[Data entries]
+===+

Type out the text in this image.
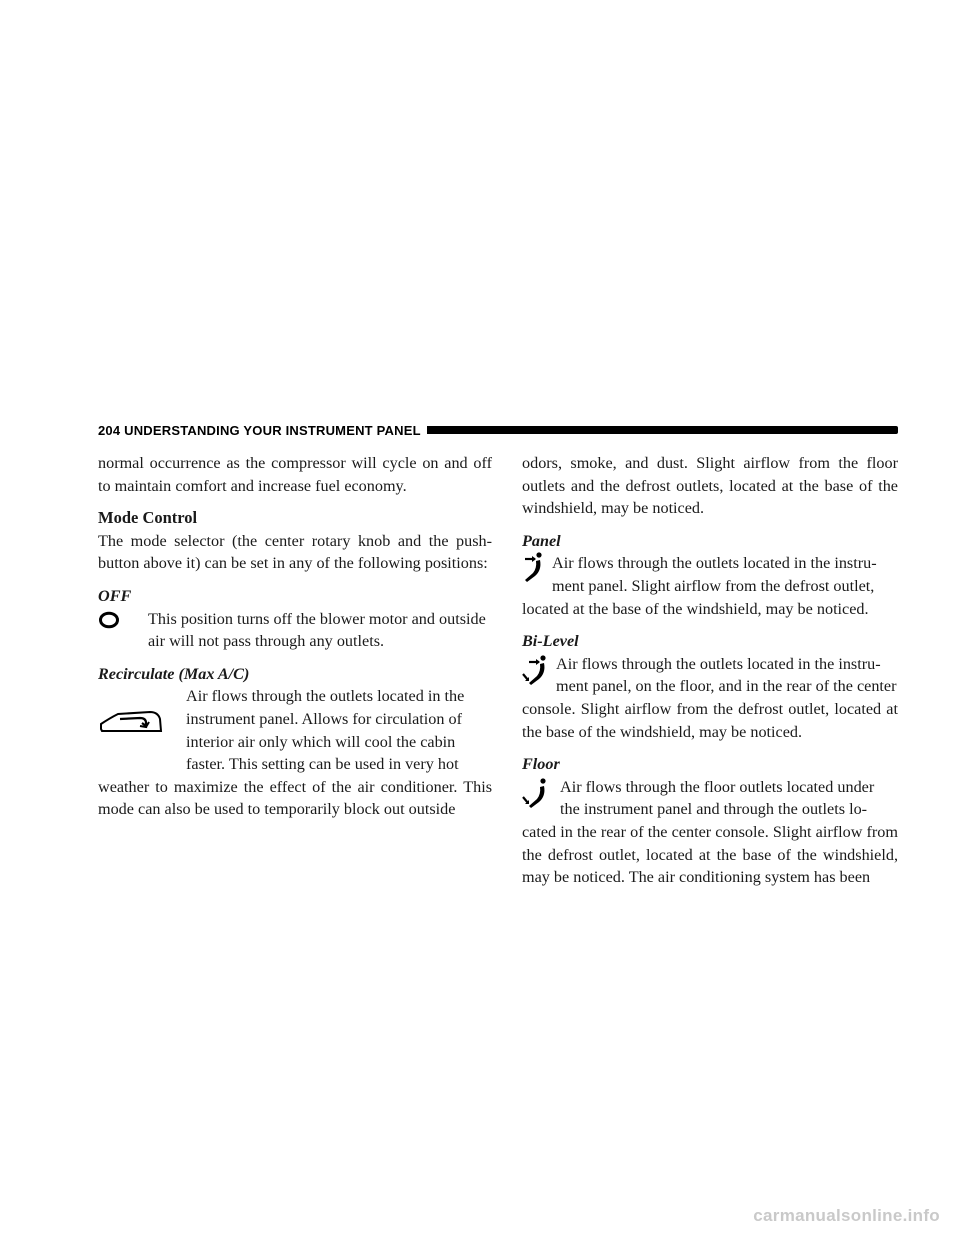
204 UNDERSTANDING YOUR INSTRUMENT PANEL

normal occurrence as the compressor will cycle on and off to maintain comfort and increase fuel economy.

Mode Control

The mode selector (the center rotary knob and the push-button above it) can be set in any of the following positions:

OFF

This position turns off the blower motor and outside

air will not pass through any outlets.

Recirculate (Max A/C)

Air flows through the outlets located in the

instrument panel. Allows for circulation of

interior air only which will cool the cabin

faster. This setting can be used in very hot

weather to maximize the effect of the air conditioner. This mode can also be used to temporarily block out outside

odors, smoke, and dust. Slight airflow from the floor outlets and the defrost outlets, located at the base of the windshield, may be noticed.

Panel

Air flows through the outlets located in the instru-

ment panel. Slight airflow from the defrost outlet,

located at the base of the windshield, may be noticed.

Bi-Level

Air flows through the outlets located in the instru-

ment panel, on the floor, and in the rear of the center

console. Slight airflow from the defrost outlet, located at the base of the windshield, may be noticed.

Floor

Air flows through the floor outlets located under

the instrument panel and through the outlets lo-

cated in the rear of the center console. Slight airflow from the defrost outlet, located at the base of the windshield, may be noticed. The air conditioning system has been

carmanualsonline.info
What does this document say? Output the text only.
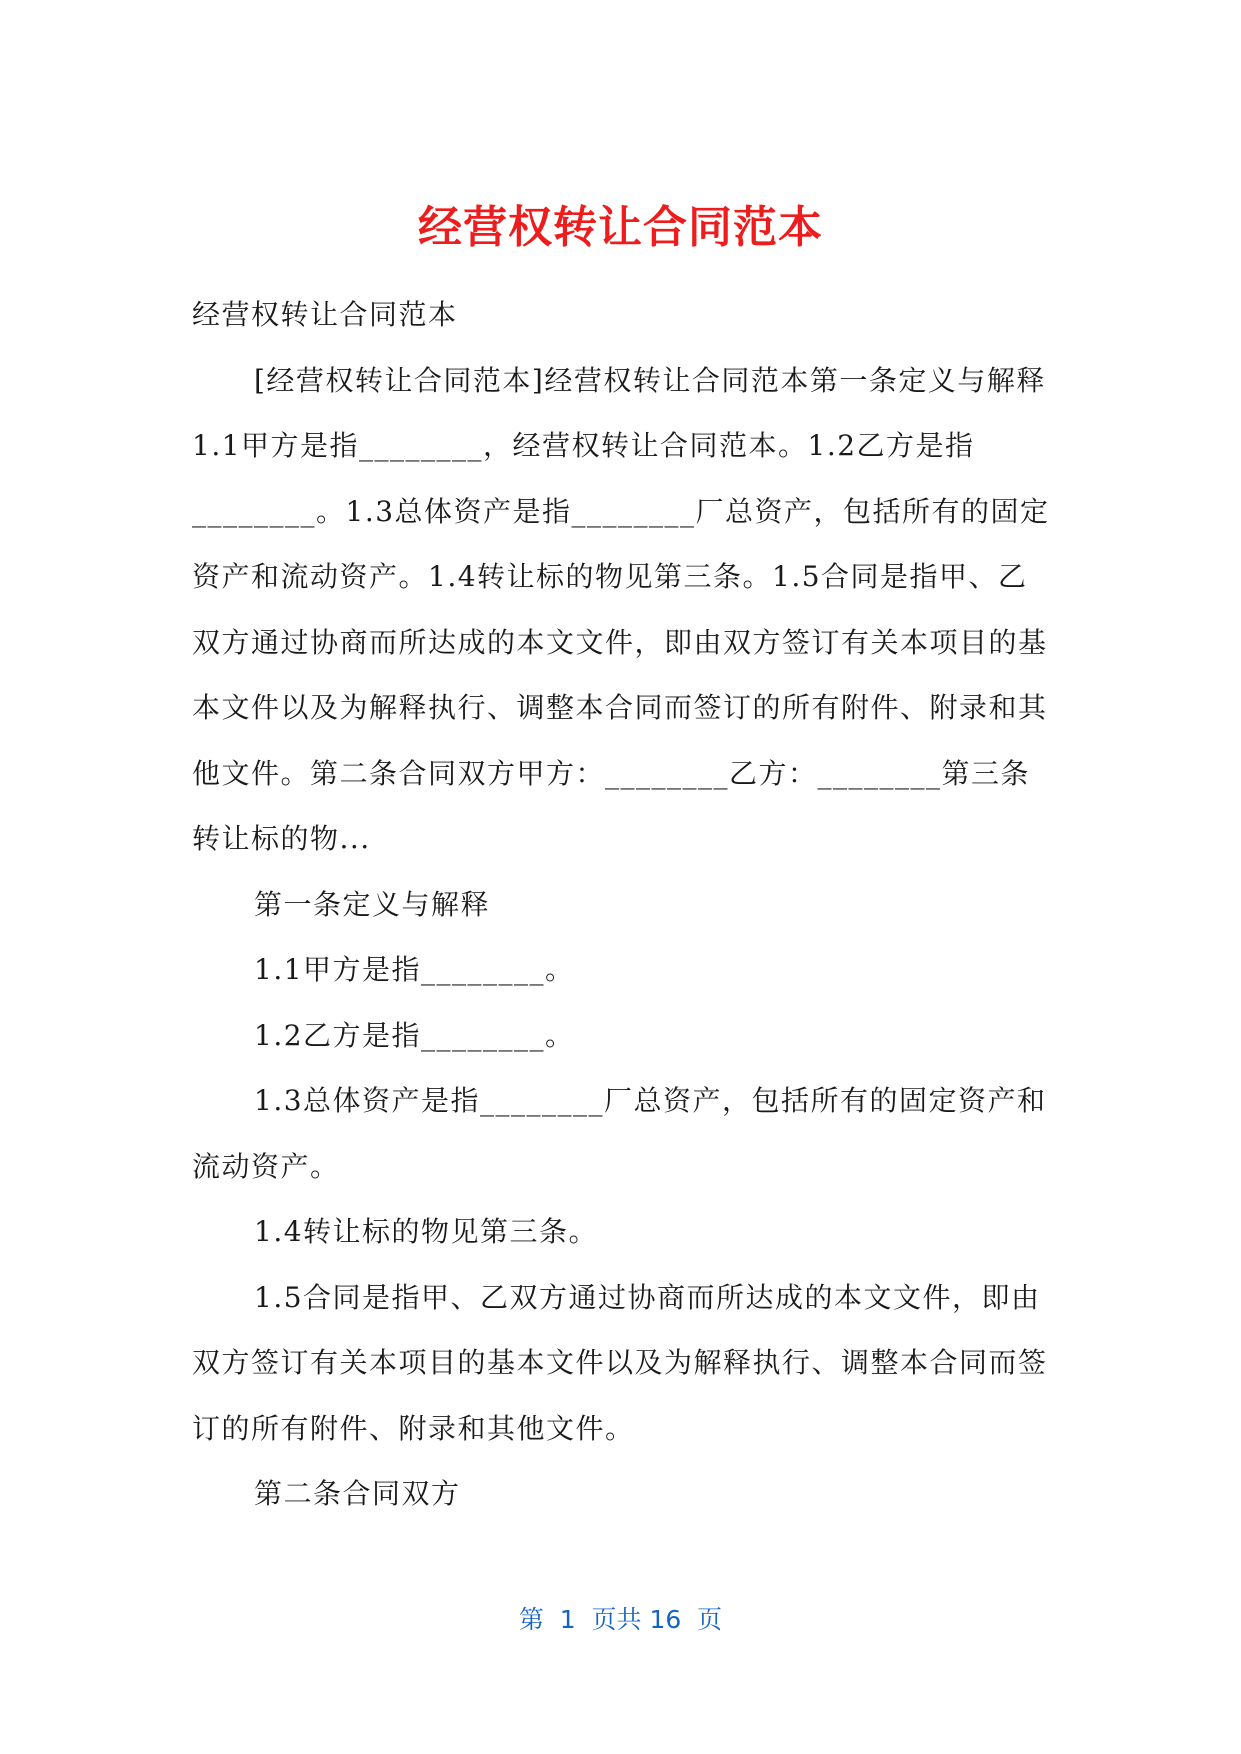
经营权转让合同范本

经营权转让合同范本

[经营权转让合同范本]经营权转让合同范本第一条定义与解释1.1甲方是指________，经营权转让合同范本。1.2乙方是指________。1.3总体资产是指________厂总资产，包括所有的固定资产和流动资产。1.4转让标的物见第三条。1.5合同是指甲、乙双方通过协商而所达成的本文文件，即由双方签订有关本项目的基本文件以及为解释执行、调整本合同而签订的所有附件、附录和其他文件。第二条合同双方甲方：________乙方：________第三条转让标的物...

第一条定义与解释

1.1甲方是指________。

1.2乙方是指________。

1.3总体资产是指________厂总资产，包括所有的固定资产和流动资产。

1.4转让标的物见第三条。

1.5合同是指甲、乙双方通过协商而所达成的本文文件，即由双方签订有关本项目的基本文件以及为解释执行、调整本合同而签订的所有附件、附录和其他文件。

第二条合同双方

第  1  页共 16  页
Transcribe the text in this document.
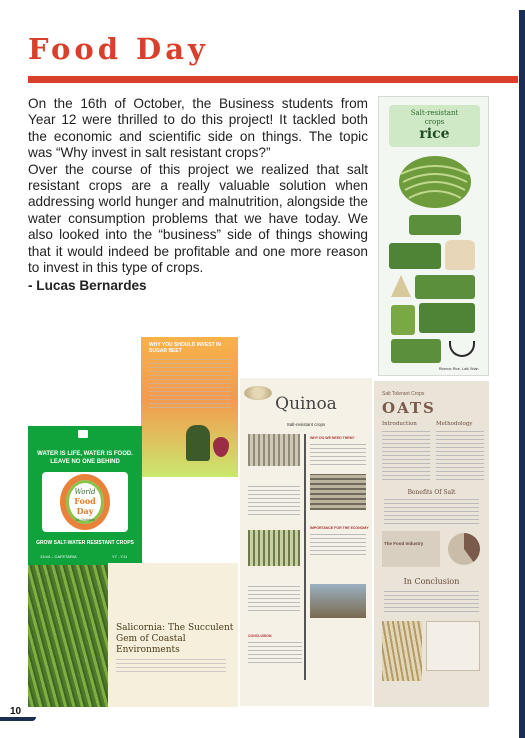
Food Day

On the 16th of October, the Business students from Year 12 were thrilled to do this project! It tackled both the economic and scientific side on things. The topic was “Why invest in salt resistant crops?”

Over the course of this project we realized that salt resistant crops are a really valuable solution when addressing world hunger and malnutrition, alongside the water consumption problems that we have today. We also looked into the “business” side of things showing that it would indeed be profitable and one more reason to invest in this type of crops.

- Lucas Bernardes

Salt-resistant
crops
rice
Ricerca: Rice, Lutti, Brian
WHY YOU SHOULD INVEST IN SUGAR BEET
WATER IS LIFE, WATER IS FOOD. LEAVE NO ONE BEHIND
World
Food
Day
16 October
GROW SALT-WATER RESISTANT CROPS
13:44 – CAFETARIA	Y7 - Y11
Salicornia: The Succulent Gem of Coastal Environments
Quinoa
Salt-resistant crops
WHY DO WE NEED THEM?
IMPORTANCE FOR THE ECONOMY
CONCLUSION
Salt Tolerant Crops
OATS
Introduction	Methodology
Benefits Of Salt
The Food Industry
In Conclusion
10
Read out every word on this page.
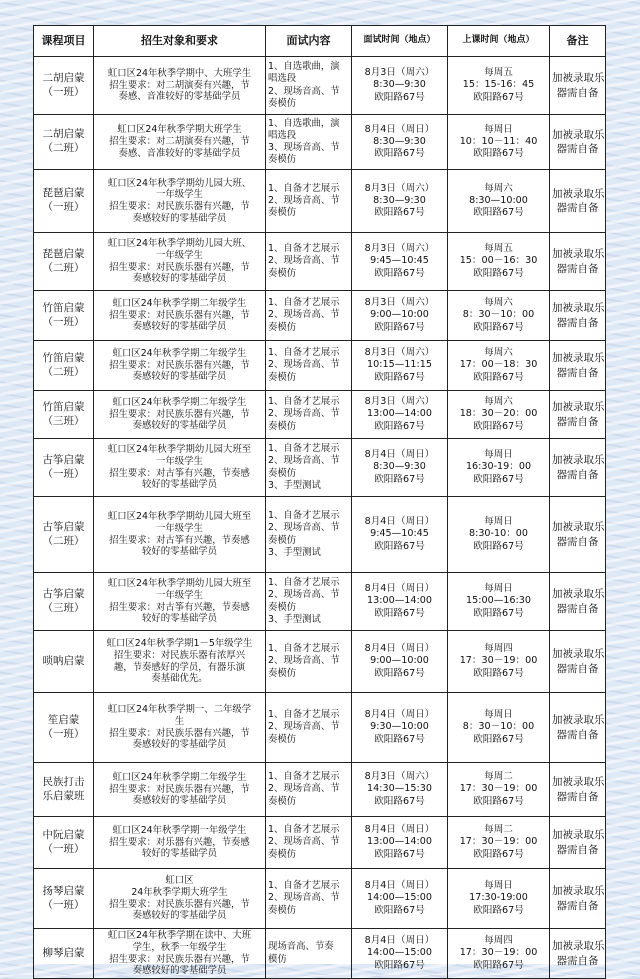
课程项目	招生对象和要求	面试内容	面试时间（地点）	上课时间（地点）	备注

二胡启蒙
（一班）	虹口区24年秋季学期中、大班学生
招生要求：对二胡演奏有兴趣，节
奏感、音准较好的零基础学员	1、自选歌曲，演
唱选段
2、现场音高、节
奏模仿	8月3日（周六）
8:30—9:30
欧阳路67号	每周五
15：15-16：45
欧阳路67号	加被录取乐
器需自备

二胡启蒙
（二班）	虹口区24年秋季学期大班学生
招生要求：对二胡演奏有兴趣，节
奏感、音准较好的零基础学员	1、自选歌曲，演
唱选段
3、现场音高、节
奏模仿	8月4日（周日）
8:30—9:30
欧阳路67号	每周日
10：10－11：40
欧阳路67号	加被录取乐
器需自备

琵琶启蒙
（一班）	虹口区24年秋季学期幼儿园大班、
一年级学生
招生要求：对民族乐器有兴趣，节
奏感较好的零基础学员	1、自备才艺展示
2、现场音高、节
奏模仿	8月3日（周六）
8:30—9:30
欧阳路67号	每周六
8:30—10:00
欧阳路67号	加被录取乐
器需自备

琵琶启蒙
（二班）	虹口区24年秋季学期幼儿园大班、
一年级学生
招生要求：对民族乐器有兴趣，节
奏感较好的零基础学员	1、自备才艺展示
2、现场音高、节
奏模仿	8月3日（周六）
9:45—10:45
欧阳路67号	每周五
15：00－16：30
欧阳路67号	加被录取乐
器需自备

竹笛启蒙
（一班）	虹口区24年秋季学期二年级学生
招生要求：对民族乐器有兴趣，节
奏感较好的零基础学员	1、自备才艺展示
2、现场音高、节
奏模仿	8月3日（周六）
9:00—10:00
欧阳路67号	每周六
8：30－10：00
欧阳路67号	加被录取乐
器需自备

竹笛启蒙
（二班）	虹口区24年秋季学期二年级学生
招生要求：对民族乐器有兴趣，节
奏感较好的零基础学员	1、自备才艺展示
2、现场音高、节
奏模仿	8月3日（周六）
10:15—11:15
欧阳路67号	每周六
17：00－18：30
欧阳路67号	加被录取乐
器需自备

竹笛启蒙
（三班）	虹口区24年秋季学期二年级学生
招生要求：对民族乐器有兴趣，节
奏感较好的零基础学员	1、自备才艺展示
2、现场音高、节
奏模仿	8月3日（周六）
13:00—14:00
欧阳路67号	每周六
18：30－20：00
欧阳路67号	加被录取乐
器需自备

古筝启蒙
（一班）	虹口区24年秋季学期幼儿园大班至
一年级学生
招生要求：对古筝有兴趣，节奏感
较好的零基础学员	1、自备才艺展示
2、现场音高、节
奏模仿
3、手型测试	8月4日（周日）
8:30—9:30
欧阳路67号	每周日
16:30-19：00
欧阳路67号	加被录取乐
器需自备

古筝启蒙
（二班）	虹口区24年秋季学期幼儿园大班至
一年级学生
招生要求：对古筝有兴趣，节奏感
较好的零基础学员	1、自备才艺展示
2、现场音高、节
奏模仿
3、手型测试	8月4日（周日）
9:45—10:45
欧阳路67号	每周日
8:30-10：00
欧阳路67号	加被录取乐
器需自备

古筝启蒙
（三班）	虹口区24年秋季学期幼儿园大班至
一年级学生
招生要求：对古筝有兴趣，节奏感
较好的零基础学员	1、自备才艺展示
2、现场音高、节
奏模仿
3、手型测试	8月4日（周日）
13:00—14:00
欧阳路67号	每周日
15:00—16:30
欧阳路67号	加被录取乐
器需自备

唢呐启蒙	虹口区24年秋季学期1－5年级学生
招生要求：对民族乐器有浓厚兴
趣，节奏感好的学员，有器乐演
奏基础优先。	1、自备才艺展示
2、现场音高、节
奏模仿	8月4日（周日）
9:00—10:00
欧阳路67号	每周四
17：30－19：00
欧阳路67号	加被录取乐
器需自备

笙启蒙
（一班）	虹口区24年秋季学期一、二年级学
生
招生要求：对民族乐器有兴趣，节
奏感较好的零基础学员	1、自备才艺展示
2、现场音高、节
奏模仿	8月4日（周日）
9:30—10:00
欧阳路67号	每周日
8：30－10：00
欧阳路67号	加被录取乐
器需自备

民族打击
乐启蒙班	虹口区24年秋季学期二年级学生
招生要求：对民族乐器有兴趣，节
奏感较好的零基础学员	1、自备才艺展示
2、现场音高、节
奏模仿	8月3日（周六）
14:30—15:30
欧阳路67号	每周二
17：30－19：00
欧阳路67号	加被录取乐
器需自备

中阮启蒙
（一班）	虹口区24年秋季学期一年级学生
招生要求：对乐器有兴趣，节奏感
较好的零基础学员	1、自备才艺展示
2、现场音高、节
奏模仿	8月4日（周日）
13:00—14:00
欧阳路67号	每周二
17：30－19：00
欧阳路67号	加被录取乐
器需自备

扬琴启蒙
（一班）	虹口区
24年秋季学期大班学生
招生要求：对民族乐器有兴趣，节
奏感较好的零基础学员	1、自备才艺展示
2、现场音高、节
奏模仿	8月4日（周日）
14:00—15:00
欧阳路67号	每周日
17:30-19:00
欧阳路67号	加被录取乐
器需自备

柳琴启蒙	虹口区24年秋季学期在读中、大班
学生，秋季一年级学生
招生要求：对民族乐器有兴趣，节
奏感较好的零基础学员	现场音高、节奏
模仿	8月4日（周日）
14:00—15:00
欧阳路67号	每周四
17：30－19：00
欧阳路67号	加被录取乐
器需自备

+===+

-- Objective --
Only a number is wanted: how many lines contain the word "through"?

-- Response to the exercise --
6